## Work required
Copy the records below word for word, starting at the line that has "in the image" and stopping after the line that has "annotation: Rise time: [258, 749, 364, 768]". Leave the pictures out of your copy.

## Extracted material

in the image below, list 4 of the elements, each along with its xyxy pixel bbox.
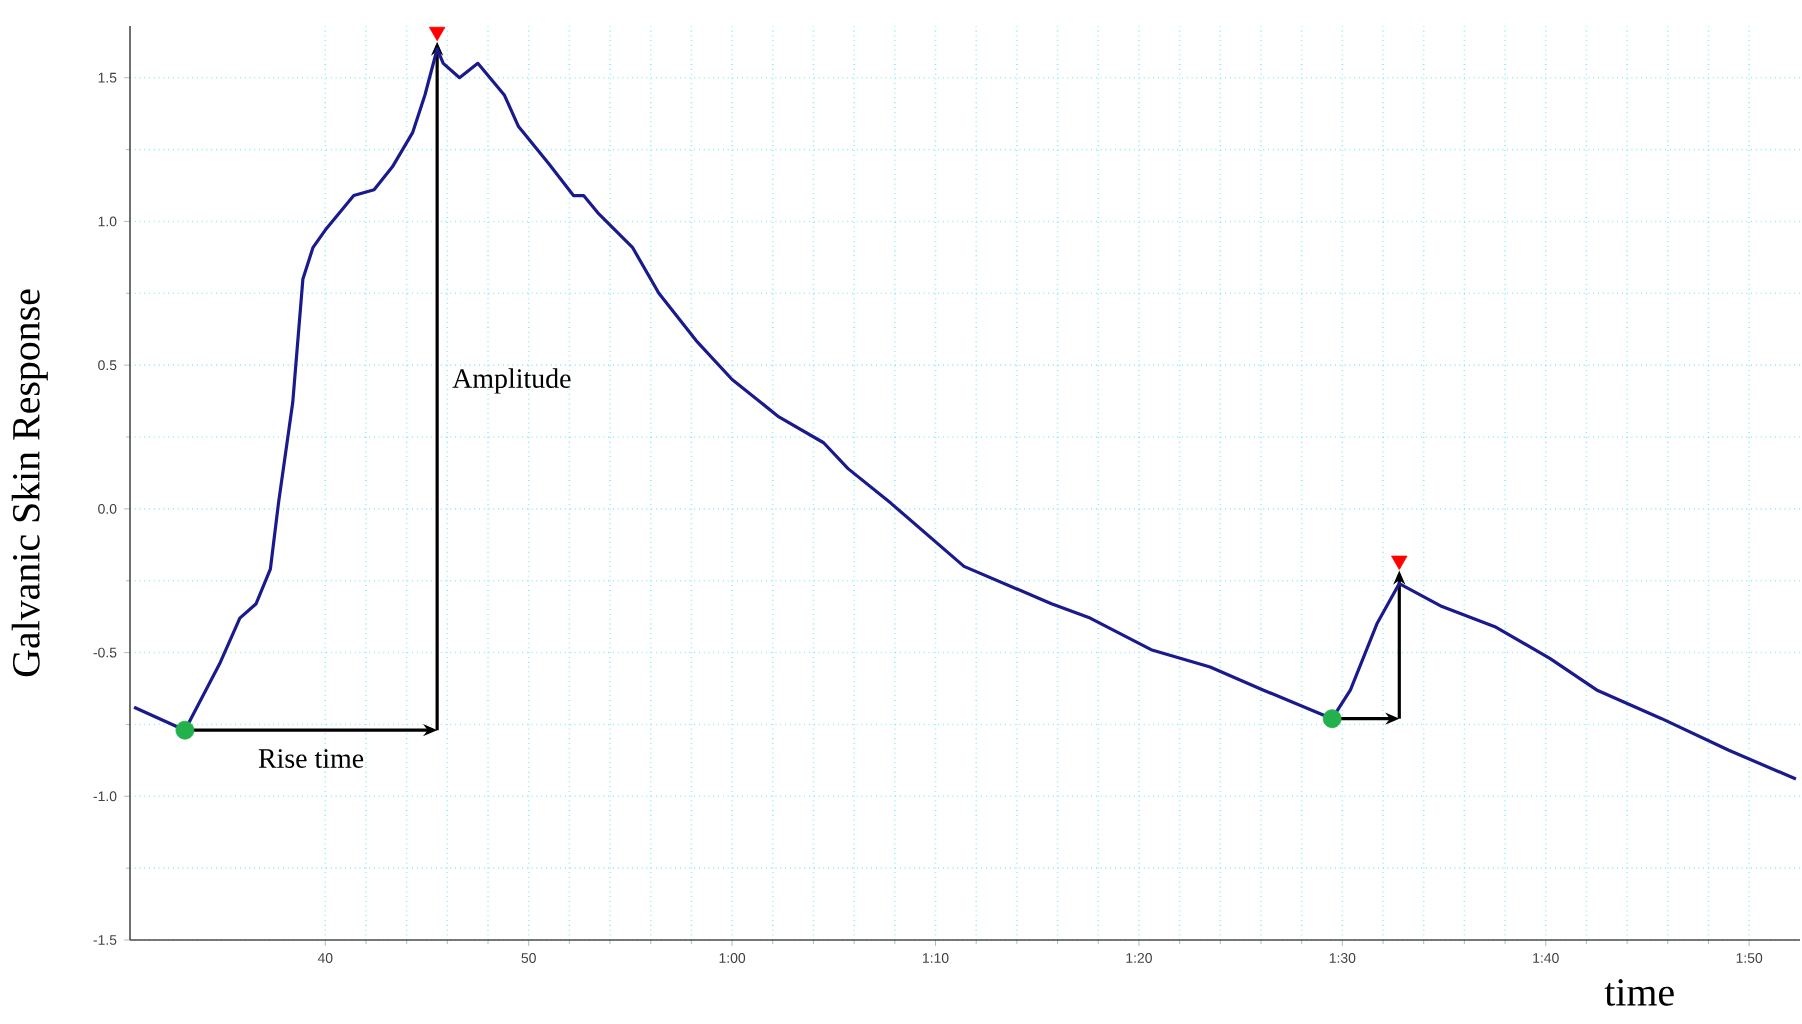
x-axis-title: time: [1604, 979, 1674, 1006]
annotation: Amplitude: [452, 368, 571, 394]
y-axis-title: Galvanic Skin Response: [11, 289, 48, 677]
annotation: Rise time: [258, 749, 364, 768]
==
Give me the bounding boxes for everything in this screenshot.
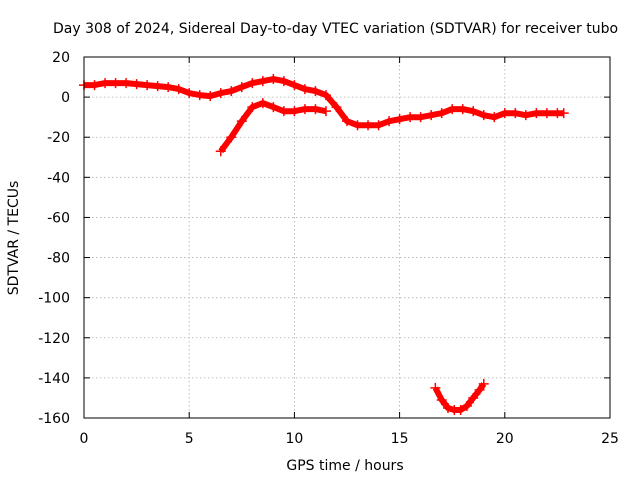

## Solved problem
in the image below, list 4 of the elements, each along with its xyxy pixel bbox.
x-axis-title: time: [1604, 979, 1674, 1006]
annotation: Amplitude: [452, 368, 571, 394]
y-axis-title: Galvanic Skin Response: [11, 289, 48, 677]
annotation: Rise time: [258, 749, 364, 768]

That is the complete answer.